>> START Supplied data

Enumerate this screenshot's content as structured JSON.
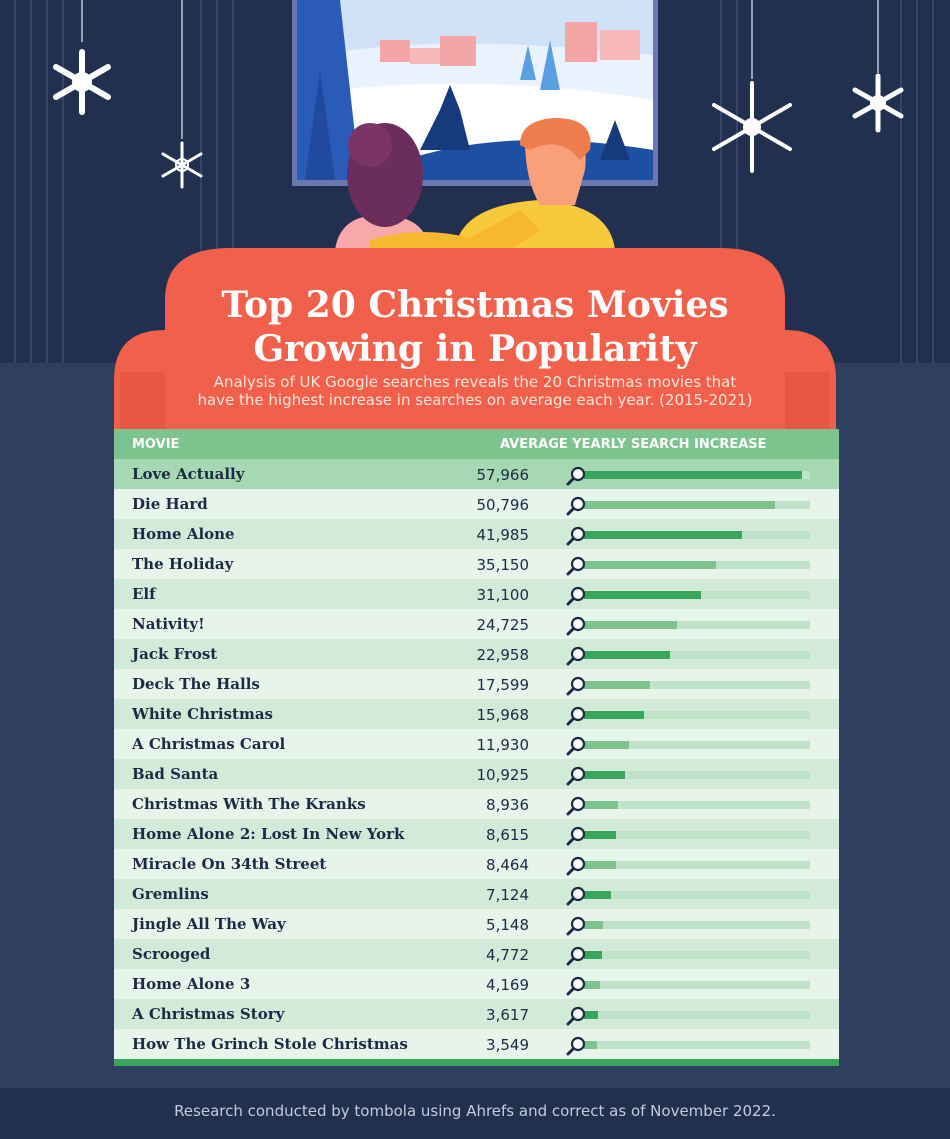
{
  "title_line1": "Top 20 Christmas Movies",
  "title_line2": "Growing in Popularity",
  "subtitle_line1": "Analysis of UK Google searches reveals the 20 Christmas movies that",
  "subtitle_line2": "have the highest increase in searches on average each year. (2015-2021)",
  "footer": "Research conducted by tombola using Ahrefs and correct as of November 2022.",
  "colors": {
    "background": "#2f3f5f",
    "sofa": "#f0604b",
    "header_green": "#7cc38e",
    "bar_dark": "#3aa55c",
    "bar_light": "#7cc38e",
    "track": "#bfe3c9"
  },
  "icons": [
    "snowflake-icon",
    "magnifier-icon"
  ],
  "chart_data": {
    "type": "bar",
    "orientation": "horizontal",
    "columns": [
      "MOVIE",
      "AVERAGE YEARLY SEARCH INCREASE"
    ],
    "xlim": [
      0,
      60000
    ],
    "categories": [
      "Love Actually",
      "Die Hard",
      "Home Alone",
      "The Holiday",
      "Elf",
      "Nativity!",
      "Jack Frost",
      "Deck The Halls",
      "White Christmas",
      "A Christmas Carol",
      "Bad Santa",
      "Christmas With The Kranks",
      "Home Alone 2: Lost In New York",
      "Miracle On 34th Street",
      "Gremlins",
      "Jingle All The Way",
      "Scrooged",
      "Home Alone 3",
      "A Christmas Story",
      "How The Grinch Stole Christmas"
    ],
    "values": [
      57966,
      50796,
      41985,
      35150,
      31100,
      24725,
      22958,
      17599,
      15968,
      11930,
      10925,
      8936,
      8615,
      8464,
      7124,
      5148,
      4772,
      4169,
      3617,
      3549
    ],
    "value_labels": [
      "57,966",
      "50,796",
      "41,985",
      "35,150",
      "31,100",
      "24,725",
      "22,958",
      "17,599",
      "15,968",
      "11,930",
      "10,925",
      "8,936",
      "8,615",
      "8,464",
      "7,124",
      "5,148",
      "4,772",
      "4,169",
      "3,617",
      "3,549"
    ]
  }
}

>> END Supplied data

:: Work to do ::
Lines that hold the word "searches" are the ones to return, every one of them.

:: Answer for the task ::
  "subtitle_line1": "Analysis of UK Google searches reveals the 20 Christmas movies that",
  "subtitle_line2": "have the highest increase in searches on average each year. (2015-2021)",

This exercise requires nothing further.